▸ ENTRIES
++++++++++

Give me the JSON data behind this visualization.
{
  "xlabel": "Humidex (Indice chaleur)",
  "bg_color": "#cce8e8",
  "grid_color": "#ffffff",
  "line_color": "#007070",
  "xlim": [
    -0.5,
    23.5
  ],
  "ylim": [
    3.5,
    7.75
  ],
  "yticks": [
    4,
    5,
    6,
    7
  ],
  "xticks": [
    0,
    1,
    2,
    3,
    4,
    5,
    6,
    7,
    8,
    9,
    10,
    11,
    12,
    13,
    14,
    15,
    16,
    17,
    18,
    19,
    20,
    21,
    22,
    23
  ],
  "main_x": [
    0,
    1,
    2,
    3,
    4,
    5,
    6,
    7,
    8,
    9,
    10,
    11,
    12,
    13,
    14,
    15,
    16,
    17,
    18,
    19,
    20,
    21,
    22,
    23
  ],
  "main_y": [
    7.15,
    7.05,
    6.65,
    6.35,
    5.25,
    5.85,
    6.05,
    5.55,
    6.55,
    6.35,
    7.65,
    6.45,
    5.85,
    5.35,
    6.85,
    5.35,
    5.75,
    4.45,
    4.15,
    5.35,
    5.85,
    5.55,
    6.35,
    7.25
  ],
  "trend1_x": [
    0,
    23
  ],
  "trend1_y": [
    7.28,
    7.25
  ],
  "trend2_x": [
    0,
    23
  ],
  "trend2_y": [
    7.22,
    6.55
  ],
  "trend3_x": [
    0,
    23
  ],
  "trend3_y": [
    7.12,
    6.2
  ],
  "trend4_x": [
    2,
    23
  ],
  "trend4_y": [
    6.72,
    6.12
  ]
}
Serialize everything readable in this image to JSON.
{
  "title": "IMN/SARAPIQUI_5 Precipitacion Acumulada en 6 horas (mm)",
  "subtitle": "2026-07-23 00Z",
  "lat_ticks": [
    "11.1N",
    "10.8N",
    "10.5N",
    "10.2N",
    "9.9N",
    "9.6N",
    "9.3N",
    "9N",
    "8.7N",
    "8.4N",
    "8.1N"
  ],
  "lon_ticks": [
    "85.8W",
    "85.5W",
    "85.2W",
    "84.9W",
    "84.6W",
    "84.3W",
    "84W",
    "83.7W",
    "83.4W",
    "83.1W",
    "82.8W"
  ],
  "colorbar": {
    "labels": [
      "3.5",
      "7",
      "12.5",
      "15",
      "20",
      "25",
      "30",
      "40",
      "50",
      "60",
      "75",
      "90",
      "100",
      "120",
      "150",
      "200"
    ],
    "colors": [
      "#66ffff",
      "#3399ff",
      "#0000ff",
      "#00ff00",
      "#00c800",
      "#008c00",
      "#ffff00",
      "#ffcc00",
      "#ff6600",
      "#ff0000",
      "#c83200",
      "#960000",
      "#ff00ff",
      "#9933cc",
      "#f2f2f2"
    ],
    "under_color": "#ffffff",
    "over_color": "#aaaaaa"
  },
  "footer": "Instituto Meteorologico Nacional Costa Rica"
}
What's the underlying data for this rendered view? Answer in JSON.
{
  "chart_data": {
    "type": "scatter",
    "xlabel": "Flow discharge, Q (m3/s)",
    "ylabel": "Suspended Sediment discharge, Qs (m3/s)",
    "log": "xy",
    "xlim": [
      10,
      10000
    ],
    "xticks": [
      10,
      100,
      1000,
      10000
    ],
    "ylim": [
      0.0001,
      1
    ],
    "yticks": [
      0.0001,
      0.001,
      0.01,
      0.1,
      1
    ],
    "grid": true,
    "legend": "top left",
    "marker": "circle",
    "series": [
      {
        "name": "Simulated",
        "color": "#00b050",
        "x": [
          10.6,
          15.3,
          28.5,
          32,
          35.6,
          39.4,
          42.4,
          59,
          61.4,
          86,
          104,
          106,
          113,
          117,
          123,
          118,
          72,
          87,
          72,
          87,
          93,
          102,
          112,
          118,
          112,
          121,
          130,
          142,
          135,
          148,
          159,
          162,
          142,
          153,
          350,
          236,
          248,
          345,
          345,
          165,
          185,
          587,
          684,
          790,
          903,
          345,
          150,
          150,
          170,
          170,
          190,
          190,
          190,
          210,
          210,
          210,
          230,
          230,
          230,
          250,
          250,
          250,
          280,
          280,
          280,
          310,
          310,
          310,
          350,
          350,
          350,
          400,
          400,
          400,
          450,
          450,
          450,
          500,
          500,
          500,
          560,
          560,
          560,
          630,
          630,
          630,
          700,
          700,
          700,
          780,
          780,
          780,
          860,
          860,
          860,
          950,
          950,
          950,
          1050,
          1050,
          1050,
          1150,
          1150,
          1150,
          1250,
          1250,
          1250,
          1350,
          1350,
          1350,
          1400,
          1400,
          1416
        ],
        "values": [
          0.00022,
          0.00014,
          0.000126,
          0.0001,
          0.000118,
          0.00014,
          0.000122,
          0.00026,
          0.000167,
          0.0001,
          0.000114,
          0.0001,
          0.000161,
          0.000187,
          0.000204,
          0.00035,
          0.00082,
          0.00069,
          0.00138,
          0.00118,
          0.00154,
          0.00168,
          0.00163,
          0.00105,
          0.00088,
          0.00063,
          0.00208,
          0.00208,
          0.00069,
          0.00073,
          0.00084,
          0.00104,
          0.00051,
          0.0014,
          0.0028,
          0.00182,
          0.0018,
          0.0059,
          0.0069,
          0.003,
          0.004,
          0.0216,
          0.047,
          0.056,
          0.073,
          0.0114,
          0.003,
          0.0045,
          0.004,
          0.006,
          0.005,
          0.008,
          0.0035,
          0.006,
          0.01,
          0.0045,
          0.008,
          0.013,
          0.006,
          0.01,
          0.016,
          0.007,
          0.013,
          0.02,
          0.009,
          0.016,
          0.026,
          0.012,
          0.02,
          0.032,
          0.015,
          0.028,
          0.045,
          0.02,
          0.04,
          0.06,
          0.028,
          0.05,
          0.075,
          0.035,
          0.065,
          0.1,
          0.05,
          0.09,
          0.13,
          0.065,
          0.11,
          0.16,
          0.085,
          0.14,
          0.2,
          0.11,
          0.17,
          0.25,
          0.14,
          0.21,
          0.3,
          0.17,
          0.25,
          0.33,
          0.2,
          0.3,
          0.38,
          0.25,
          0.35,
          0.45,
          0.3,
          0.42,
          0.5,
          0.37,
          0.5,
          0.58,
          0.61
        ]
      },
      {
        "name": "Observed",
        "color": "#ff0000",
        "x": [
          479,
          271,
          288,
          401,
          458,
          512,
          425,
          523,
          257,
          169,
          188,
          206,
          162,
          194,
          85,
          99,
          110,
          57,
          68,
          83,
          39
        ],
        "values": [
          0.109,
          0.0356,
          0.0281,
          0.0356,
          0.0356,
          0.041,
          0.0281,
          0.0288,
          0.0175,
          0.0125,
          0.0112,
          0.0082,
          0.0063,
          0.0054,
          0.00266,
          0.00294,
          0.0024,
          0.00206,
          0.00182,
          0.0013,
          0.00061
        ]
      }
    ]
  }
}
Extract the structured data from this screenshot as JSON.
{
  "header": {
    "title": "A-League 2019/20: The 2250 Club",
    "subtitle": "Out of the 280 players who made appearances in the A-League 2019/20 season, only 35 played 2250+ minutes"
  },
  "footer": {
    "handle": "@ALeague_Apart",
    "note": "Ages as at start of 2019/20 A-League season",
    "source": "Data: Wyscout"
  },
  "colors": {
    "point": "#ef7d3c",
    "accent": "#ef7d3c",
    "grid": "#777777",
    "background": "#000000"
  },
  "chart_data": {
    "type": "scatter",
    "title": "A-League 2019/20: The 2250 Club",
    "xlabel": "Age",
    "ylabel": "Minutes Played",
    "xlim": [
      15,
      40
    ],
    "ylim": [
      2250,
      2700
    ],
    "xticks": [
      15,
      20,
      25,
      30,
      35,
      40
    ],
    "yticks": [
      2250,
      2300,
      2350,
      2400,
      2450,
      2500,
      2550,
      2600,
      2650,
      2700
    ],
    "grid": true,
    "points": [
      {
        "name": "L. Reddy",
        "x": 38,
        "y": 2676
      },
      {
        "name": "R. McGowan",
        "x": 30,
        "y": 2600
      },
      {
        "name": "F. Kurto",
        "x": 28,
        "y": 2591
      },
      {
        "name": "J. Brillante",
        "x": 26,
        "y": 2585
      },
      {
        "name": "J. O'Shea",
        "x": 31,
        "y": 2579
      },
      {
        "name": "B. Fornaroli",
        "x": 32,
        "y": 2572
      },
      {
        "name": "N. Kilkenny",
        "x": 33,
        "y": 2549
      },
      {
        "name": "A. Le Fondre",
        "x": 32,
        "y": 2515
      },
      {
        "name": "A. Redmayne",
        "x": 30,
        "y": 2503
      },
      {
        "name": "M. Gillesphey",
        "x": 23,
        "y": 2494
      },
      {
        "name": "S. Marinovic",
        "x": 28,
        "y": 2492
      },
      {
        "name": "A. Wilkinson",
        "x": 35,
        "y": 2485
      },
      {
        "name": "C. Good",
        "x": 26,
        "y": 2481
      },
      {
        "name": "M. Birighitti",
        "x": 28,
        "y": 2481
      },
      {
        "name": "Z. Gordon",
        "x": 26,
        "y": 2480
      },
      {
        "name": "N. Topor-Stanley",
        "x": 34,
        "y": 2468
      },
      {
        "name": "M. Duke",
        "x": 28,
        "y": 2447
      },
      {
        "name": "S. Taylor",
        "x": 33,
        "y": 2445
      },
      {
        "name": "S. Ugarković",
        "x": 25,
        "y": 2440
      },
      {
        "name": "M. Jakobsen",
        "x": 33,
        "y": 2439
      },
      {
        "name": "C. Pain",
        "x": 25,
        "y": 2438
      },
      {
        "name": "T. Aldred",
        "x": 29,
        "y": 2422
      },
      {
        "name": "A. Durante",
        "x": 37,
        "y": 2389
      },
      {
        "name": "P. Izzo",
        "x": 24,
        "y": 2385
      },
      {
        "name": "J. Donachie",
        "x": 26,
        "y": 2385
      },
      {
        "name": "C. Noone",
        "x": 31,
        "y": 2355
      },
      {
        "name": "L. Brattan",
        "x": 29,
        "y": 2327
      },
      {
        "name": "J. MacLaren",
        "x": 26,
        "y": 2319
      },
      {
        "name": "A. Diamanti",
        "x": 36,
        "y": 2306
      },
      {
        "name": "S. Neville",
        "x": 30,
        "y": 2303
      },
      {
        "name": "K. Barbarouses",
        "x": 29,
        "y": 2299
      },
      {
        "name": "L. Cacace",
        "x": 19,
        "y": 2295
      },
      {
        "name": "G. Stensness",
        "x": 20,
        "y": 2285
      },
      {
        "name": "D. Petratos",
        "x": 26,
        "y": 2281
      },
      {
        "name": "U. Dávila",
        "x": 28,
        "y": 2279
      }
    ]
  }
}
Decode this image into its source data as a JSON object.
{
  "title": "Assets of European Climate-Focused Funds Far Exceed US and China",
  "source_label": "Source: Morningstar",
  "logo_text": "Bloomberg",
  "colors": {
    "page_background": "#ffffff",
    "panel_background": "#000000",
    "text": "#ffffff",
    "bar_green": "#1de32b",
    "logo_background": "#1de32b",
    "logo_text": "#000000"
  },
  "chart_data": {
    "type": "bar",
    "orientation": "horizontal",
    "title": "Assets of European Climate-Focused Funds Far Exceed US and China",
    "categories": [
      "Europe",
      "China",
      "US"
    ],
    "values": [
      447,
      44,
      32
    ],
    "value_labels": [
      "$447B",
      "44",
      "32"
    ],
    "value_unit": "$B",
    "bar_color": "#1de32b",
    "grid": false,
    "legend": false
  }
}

++++++++++

▸ WHAT IS BEING ASKED
Identify every line above with the string "Focused" in it. Copy those lines.

▸ RESPONSE FOR THIS EXERCISE
  "title": "Assets of European Climate-Focused Funds Far Exceed US and China",
    "title": "Assets of European Climate-Focused Funds Far Exceed US and China",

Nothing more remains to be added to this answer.